Excerpts from a figure dataset.
━━━━━━━━━━

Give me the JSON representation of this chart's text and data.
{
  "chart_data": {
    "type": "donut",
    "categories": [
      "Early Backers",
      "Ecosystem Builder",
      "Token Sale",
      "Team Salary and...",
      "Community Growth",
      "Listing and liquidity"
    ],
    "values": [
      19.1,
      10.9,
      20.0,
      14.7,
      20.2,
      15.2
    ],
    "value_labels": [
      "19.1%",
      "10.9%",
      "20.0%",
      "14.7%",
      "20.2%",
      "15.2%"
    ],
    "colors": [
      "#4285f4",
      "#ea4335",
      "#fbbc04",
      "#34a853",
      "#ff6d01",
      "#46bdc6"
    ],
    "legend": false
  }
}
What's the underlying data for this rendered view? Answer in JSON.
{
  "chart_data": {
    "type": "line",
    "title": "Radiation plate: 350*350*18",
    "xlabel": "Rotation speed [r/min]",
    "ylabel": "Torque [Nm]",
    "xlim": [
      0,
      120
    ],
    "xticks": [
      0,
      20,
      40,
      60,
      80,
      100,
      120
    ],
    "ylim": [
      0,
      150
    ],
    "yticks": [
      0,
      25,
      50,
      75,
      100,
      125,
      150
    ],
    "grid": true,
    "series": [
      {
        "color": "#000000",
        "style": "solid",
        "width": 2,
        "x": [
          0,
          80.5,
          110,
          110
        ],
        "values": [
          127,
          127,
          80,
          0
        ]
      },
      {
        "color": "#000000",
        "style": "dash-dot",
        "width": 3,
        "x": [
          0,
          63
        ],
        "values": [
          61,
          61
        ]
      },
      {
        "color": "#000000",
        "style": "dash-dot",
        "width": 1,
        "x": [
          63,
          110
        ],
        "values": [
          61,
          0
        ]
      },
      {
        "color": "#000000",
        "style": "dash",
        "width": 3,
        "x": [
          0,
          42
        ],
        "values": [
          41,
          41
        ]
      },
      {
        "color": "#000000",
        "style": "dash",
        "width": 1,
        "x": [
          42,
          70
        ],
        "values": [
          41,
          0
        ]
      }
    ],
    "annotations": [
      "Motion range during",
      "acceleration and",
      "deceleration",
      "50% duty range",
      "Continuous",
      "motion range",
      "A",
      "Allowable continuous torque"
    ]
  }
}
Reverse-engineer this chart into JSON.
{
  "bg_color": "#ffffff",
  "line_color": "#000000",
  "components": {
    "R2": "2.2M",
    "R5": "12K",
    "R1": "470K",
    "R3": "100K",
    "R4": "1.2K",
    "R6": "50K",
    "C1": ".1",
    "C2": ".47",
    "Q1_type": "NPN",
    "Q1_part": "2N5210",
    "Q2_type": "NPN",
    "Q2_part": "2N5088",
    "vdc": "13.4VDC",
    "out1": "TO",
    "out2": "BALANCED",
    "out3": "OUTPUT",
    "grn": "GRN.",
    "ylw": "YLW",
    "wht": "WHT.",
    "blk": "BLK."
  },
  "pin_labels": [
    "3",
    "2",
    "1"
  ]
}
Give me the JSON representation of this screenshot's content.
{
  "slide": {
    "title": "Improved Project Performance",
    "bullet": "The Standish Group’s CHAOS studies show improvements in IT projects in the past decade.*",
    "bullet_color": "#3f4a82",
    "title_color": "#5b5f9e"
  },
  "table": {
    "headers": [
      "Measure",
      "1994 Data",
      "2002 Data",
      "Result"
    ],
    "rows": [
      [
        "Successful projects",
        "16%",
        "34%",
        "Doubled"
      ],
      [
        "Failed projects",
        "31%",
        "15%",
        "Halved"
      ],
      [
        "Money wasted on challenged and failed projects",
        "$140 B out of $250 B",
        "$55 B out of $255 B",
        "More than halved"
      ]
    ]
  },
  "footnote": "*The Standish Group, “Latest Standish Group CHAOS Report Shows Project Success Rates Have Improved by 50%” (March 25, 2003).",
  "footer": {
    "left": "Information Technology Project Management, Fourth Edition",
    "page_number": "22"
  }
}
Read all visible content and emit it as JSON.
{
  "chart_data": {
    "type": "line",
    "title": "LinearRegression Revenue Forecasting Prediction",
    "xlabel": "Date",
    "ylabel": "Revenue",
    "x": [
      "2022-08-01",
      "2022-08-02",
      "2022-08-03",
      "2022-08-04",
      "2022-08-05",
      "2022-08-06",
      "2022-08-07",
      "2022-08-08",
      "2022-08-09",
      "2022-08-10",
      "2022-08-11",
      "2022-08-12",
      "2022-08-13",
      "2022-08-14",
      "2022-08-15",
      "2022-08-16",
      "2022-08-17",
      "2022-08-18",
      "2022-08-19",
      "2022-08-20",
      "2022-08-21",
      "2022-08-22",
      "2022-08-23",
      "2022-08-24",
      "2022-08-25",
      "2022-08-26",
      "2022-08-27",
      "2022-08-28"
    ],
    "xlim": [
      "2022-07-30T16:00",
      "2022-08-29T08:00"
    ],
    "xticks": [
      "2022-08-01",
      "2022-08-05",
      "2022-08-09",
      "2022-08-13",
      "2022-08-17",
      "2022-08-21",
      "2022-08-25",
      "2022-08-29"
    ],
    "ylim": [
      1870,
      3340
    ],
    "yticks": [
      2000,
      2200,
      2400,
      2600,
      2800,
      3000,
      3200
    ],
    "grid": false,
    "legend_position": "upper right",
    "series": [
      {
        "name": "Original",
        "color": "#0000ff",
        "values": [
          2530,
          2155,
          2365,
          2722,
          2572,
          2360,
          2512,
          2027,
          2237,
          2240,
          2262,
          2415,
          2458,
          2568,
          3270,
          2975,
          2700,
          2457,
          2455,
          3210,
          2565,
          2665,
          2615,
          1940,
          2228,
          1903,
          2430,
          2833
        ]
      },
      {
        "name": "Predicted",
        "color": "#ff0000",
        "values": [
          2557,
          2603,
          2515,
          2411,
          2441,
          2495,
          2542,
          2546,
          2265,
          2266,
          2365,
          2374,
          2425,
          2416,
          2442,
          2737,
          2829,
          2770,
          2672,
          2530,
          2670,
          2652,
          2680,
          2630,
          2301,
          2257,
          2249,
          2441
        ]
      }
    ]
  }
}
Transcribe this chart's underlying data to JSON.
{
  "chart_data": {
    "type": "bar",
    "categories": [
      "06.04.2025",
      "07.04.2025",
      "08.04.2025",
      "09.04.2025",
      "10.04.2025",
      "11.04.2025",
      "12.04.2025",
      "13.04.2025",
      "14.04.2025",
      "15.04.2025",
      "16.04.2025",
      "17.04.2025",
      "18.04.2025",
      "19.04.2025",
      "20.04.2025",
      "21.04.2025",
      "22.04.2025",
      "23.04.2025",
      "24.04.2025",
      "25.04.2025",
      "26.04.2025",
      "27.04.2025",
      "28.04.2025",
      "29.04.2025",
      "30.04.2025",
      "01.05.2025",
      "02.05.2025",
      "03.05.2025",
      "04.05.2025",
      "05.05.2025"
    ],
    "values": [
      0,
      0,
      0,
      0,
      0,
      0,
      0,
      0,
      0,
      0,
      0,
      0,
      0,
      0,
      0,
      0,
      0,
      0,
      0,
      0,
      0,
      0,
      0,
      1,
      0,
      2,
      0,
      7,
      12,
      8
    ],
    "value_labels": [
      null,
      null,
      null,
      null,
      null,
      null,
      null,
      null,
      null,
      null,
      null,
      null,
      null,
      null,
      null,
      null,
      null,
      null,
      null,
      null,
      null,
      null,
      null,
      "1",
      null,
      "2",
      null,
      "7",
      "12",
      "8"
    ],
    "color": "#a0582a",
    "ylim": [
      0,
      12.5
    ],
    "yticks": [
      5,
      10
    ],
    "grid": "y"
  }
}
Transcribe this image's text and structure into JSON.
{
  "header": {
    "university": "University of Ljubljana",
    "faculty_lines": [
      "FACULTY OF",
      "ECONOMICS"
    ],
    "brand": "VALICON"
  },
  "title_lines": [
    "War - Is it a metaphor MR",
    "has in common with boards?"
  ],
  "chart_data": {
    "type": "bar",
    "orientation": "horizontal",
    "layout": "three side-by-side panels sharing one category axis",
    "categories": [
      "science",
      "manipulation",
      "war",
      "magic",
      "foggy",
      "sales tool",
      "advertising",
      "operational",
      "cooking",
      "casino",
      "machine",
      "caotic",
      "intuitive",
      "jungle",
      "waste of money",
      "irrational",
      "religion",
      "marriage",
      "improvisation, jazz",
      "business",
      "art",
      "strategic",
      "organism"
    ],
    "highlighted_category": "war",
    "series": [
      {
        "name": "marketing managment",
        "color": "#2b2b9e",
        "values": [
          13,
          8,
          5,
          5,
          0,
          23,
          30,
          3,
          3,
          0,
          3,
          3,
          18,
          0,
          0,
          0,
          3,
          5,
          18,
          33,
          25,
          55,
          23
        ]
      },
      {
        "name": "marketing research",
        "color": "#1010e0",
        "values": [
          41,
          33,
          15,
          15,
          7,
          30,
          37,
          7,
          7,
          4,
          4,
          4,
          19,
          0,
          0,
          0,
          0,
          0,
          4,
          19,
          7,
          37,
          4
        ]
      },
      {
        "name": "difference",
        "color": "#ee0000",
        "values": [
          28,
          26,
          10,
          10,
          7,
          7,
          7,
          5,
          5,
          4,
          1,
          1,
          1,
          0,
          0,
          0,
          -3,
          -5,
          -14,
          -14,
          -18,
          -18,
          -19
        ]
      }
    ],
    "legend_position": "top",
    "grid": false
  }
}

━━━━━━━━━━

WORK INSTRUCTIONS. Identify and extract each line of the listing that contains "range".

EXERCISE RESPONSE.
      "Motion range during",
      "50% duty range",
      "motion range",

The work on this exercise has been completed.